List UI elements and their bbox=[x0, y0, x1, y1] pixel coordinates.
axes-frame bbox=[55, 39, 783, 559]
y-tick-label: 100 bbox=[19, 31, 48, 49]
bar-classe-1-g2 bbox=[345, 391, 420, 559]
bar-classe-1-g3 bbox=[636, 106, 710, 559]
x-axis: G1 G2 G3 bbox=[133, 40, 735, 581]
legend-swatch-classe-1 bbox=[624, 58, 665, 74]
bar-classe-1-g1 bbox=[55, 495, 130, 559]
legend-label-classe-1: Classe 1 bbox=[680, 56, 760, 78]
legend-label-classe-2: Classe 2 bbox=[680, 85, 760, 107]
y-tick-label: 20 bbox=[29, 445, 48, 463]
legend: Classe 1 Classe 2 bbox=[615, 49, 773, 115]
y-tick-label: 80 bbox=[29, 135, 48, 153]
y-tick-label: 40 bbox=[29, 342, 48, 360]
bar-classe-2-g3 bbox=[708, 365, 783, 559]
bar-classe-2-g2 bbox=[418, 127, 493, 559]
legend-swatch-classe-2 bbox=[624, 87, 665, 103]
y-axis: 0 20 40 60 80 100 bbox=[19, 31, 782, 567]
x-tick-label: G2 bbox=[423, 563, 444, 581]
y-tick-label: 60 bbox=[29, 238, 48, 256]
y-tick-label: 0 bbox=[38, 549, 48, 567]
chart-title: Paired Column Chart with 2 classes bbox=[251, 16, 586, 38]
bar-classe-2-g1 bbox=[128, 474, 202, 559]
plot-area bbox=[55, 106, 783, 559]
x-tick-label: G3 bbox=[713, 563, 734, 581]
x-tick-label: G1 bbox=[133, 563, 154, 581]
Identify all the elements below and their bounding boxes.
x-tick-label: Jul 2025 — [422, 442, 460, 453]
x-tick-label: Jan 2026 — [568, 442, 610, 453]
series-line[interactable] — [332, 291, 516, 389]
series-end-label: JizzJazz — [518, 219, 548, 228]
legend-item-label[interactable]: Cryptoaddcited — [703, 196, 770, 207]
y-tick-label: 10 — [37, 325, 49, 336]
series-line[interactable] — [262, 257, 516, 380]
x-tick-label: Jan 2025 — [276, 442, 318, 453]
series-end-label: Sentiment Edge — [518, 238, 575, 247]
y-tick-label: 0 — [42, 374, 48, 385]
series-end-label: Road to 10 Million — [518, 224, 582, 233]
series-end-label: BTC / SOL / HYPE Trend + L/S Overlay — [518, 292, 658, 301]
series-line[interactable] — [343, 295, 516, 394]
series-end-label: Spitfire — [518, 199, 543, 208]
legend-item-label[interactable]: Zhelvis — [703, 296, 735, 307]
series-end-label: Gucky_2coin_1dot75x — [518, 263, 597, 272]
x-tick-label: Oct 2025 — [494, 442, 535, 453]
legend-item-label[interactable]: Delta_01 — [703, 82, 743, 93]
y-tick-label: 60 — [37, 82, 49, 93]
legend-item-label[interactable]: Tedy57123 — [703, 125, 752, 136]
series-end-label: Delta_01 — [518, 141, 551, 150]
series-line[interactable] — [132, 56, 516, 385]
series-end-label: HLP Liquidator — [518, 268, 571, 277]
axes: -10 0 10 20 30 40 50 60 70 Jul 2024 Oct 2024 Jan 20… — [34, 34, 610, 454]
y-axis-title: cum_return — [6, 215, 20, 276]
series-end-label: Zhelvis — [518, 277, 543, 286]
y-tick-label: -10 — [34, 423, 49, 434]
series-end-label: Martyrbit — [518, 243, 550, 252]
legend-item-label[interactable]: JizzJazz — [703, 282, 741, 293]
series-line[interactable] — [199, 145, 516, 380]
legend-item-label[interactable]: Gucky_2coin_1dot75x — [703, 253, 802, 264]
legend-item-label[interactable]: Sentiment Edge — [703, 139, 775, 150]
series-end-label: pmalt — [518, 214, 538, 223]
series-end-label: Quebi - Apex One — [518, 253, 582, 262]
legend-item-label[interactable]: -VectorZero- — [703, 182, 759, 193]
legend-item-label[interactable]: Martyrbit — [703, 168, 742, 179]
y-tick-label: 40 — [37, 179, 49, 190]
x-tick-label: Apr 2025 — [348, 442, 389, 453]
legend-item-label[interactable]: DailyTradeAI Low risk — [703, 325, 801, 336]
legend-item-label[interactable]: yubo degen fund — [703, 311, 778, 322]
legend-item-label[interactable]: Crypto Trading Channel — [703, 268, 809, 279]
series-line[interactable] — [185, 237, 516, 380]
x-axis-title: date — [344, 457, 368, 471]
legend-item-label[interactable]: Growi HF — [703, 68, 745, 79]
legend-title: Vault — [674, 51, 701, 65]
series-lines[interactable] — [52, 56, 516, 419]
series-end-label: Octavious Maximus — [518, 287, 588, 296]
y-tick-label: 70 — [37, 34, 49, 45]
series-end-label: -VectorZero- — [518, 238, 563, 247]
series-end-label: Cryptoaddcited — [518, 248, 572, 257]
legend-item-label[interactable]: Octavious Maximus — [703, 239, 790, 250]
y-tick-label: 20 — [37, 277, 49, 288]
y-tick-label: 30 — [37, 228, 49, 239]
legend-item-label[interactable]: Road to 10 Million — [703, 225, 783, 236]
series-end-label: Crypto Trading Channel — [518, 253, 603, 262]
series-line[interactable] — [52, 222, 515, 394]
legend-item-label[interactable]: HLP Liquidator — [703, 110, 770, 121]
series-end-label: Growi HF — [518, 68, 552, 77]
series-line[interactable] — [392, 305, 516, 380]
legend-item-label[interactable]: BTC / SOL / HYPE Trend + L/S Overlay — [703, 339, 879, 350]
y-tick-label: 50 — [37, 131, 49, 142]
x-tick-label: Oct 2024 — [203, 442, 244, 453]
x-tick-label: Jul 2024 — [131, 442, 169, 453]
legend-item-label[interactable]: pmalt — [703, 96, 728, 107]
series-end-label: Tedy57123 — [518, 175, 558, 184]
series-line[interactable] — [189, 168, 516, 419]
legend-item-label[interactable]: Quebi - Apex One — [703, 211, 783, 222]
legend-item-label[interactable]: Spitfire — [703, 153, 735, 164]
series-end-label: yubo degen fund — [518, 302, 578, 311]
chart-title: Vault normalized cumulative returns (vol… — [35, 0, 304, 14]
^^^^^^^^^^^^^^^^
● **INSTRUCTION**:
Can you turn every line of the material above into a JSON list of strings, one string per line, with blank lines left out?

● **ANSWER TO THIS TASK**:
[
  "List UI elements and their bbox=[x0, y0, x1, y1] pixel coordinates.",
  "axes-frame bbox=[55, 39, 783, 559]",
  "y-tick-label: 100 bbox=[19, 31, 48, 49]",
  "bar-classe-1-g2 bbox=[345, 391, 420, 559]",
  "bar-classe-1-g3 bbox=[636, 106, 710, 559]",
  "x-axis: G1 G2 G3 bbox=[133, 40, 735, 581]",
  "legend-swatch-classe-1 bbox=[624, 58, 665, 74]",
  "bar-classe-1-g1 bbox=[55, 495, 130, 559]",
  "legend-label-classe-1: Classe 1 bbox=[680, 56, 760, 78]",
  "legend-label-classe-2: Classe 2 bbox=[680, 85, 760, 107]",
  "y-tick-label: 20 bbox=[29, 445, 48, 463]",
  "legend: Classe 1 Classe 2 bbox=[615, 49, 773, 115]",
  "y-tick-label: 80 bbox=[29, 135, 48, 153]",
  "y-tick-label: 40 bbox=[29, 342, 48, 360]",
  "bar-classe-2-g3 bbox=[708, 365, 783, 559]",
  "bar-classe-2-g2 bbox=[418, 127, 493, 559]",
  "legend-swatch-classe-2 bbox=[624, 87, 665, 103]",
  "y-axis: 0 20 40 60 80 100 bbox=[19, 31, 782, 567]",
  "x-tick-label: G2 bbox=[423, 563, 444, 581]",
  "y-tick-label: 60 bbox=[29, 238, 48, 256]",
  "y-tick-label: 0 bbox=[38, 549, 48, 567]",
  "chart-title: Paired Column Chart with 2 classes bbox=[251, 16, 586, 38]",
  "bar-classe-2-g1 bbox=[128, 474, 202, 559]",
  "plot-area bbox=[55, 106, 783, 559]",
  "x-tick-label: G3 bbox=[713, 563, 734, 581]",
  "x-tick-label: G1 bbox=[133, 563, 154, 581]",
  "Identify all the elements below and their bounding boxes.",
  "x-tick-label: Jul 2025 — [422, 442, 460, 453]",
  "x-tick-label: Jan 2026 — [568, 442, 610, 453]",
  "series-line[interactable] — [332, 291, 516, 389]",
  "series-end-label: JizzJazz — [518, 219, 548, 228]",
  "legend-item-label[interactable]: Cryptoaddcited — [703, 196, 770, 207]",
  "y-tick-label: 10 — [37, 325, 49, 336]",
  "series-line[interactable] — [262, 257, 516, 380]",
  "x-tick-label: Jan 2025 — [276, 442, 318, 453]",
  "series-end-label: Sentiment Edge — [518, 238, 575, 247]",
  "y-tick-label: 0 — [42, 374, 48, 385]",
  "series-end-label: Road to 10 Million — [518, 224, 582, 233]",
  "series-end-label: BTC / SOL / HYPE Trend + L/S Overlay — [518, 292, 658, 301]",
  "series-line[interactable] — [343, 295, 516, 394]",
  "series-end-label: Spitfire — [518, 199, 543, 208]",
  "legend-item-label[interactable]: Zhelvis — [703, 296, 735, 307]",
  "series-end-label: Gucky_2coin_1dot75x — [518, 263, 597, 272]",
  "x-tick-label: Oct 2025 — [494, 442, 535, 453]",
  "legend-item-label[interactable]: Delta_01 — [703, 82, 743, 93]",
  "y-tick-label: 60 — [37, 82, 49, 93]",
  "legend-item-label[interactable]: Tedy57123 — [703, 125, 752, 136]",
  "series-end-label: Delta_01 — [518, 141, 551, 150]",
  "series-line[interactable] — [132, 56, 516, 385]",
  "series-end-label: HLP Liquidator — [518, 268, 571, 277]",
  "axes: -10 0 10 20 30 40 50 60 70 Jul 2024 Oct 2024 Jan 20… — [34, 34, 610, 454]",
  "y-axis-title: cum_return — [6, 215, 20, 276]",
  "series-end-label: Zhelvis — [518, 277, 543, 286]",
  "y-tick-label: -10 — [34, 423, 49, 434]",
  "series-end-label: Martyrbit — [518, 243, 550, 252]",
  "legend-item-label[interactable]: JizzJazz — [703, 282, 741, 293]",
  "series-line[interactable] — [199, 145, 516, 380]",
  "legend-item-label[interactable]: Gucky_2coin_1dot75x — [703, 253, 802, 264]",
  "legend-item-label[interactable]: Sentiment Edge — [703, 139, 775, 150]",
  "series-end-label: pmalt — [518, 214, 538, 223]",
  "series-end-label: Quebi - Apex One — [518, 253, 582, 262]",
  "legend-item-label[interactable]: -VectorZero- — [703, 182, 759, 193]",
  "legend-item-label[interactable]: Martyrbit — [703, 168, 742, 179]",
  "y-tick-label: 40 — [37, 179, 49, 190]",
  "x-tick-label: Apr 2025 — [348, 442, 389, 453]",
  "legend-item-label[interactable]: DailyTradeAI Low risk — [703, 325, 801, 336]",
  "legend-item-label[interactable]: yubo degen fund — [703, 311, 778, 322]",
  "legend-item-label[interactable]: Crypto Trading Channel — [703, 268, 809, 279]",
  "series-line[interactable] — [185, 237, 516, 380]",
  "x-axis-title: date — [344, 457, 368, 471]",
  "legend-item-label[interactable]: Growi HF — [703, 68, 745, 79]",
  "legend-title: Vault — [674, 51, 701, 65]",
  "series-lines[interactable] — [52, 56, 516, 419]",
  "series-end-label: Octavious Maximus — [518, 287, 588, 296]",
  "y-tick-label: 70 — [37, 34, 49, 45]",
  "series-end-label: -VectorZero- — [518, 238, 563, 247]",
  "series-end-label: Cryptoaddcited — [518, 248, 572, 257]",
  "legend-item-label[interactable]: Octavious Maximus — [703, 239, 790, 250]",
  "y-tick-label: 20 — [37, 277, 49, 288]",
  "y-tick-label: 30 — [37, 228, 49, 239]",
  "legend-item-label[interactable]: Road to 10 Million — [703, 225, 783, 236]",
  "series-end-label: Crypto Trading Channel — [518, 253, 603, 262]",
  "series-line[interactable] — [52, 222, 515, 394]",
  "legend-item-label[interactable]: HLP Liquidator — [703, 110, 770, 121]",
  "series-end-label: Growi HF — [518, 68, 552, 77]",
  "series-line[interactable] — [392, 305, 516, 380]",
  "legend-item-label[interactable]: BTC / SOL / HYPE Trend + L/S Overlay — [703, 339, 879, 350]",
  "y-tick-label: 50 — [37, 131, 49, 142]",
  "x-tick-label: Oct 2024 — [203, 442, 244, 453]",
  "x-tick-label: Jul 2024 — [131, 442, 169, 453]",
  "legend-item-label[interactable]: pmalt — [703, 96, 728, 107]",
  "series-end-label: Tedy57123 — [518, 175, 558, 184]",
  "series-line[interactable] — [189, 168, 516, 419]",
  "legend-item-label[interactable]: Quebi - Apex One — [703, 211, 783, 222]",
  "legend-item-label[interactable]: Spitfire — [703, 153, 735, 164]",
  "series-end-label: yubo degen fund — [518, 302, 578, 311]",
  "chart-title: Vault normalized cumulative returns (vol… — [35, 0, 304, 14]"
]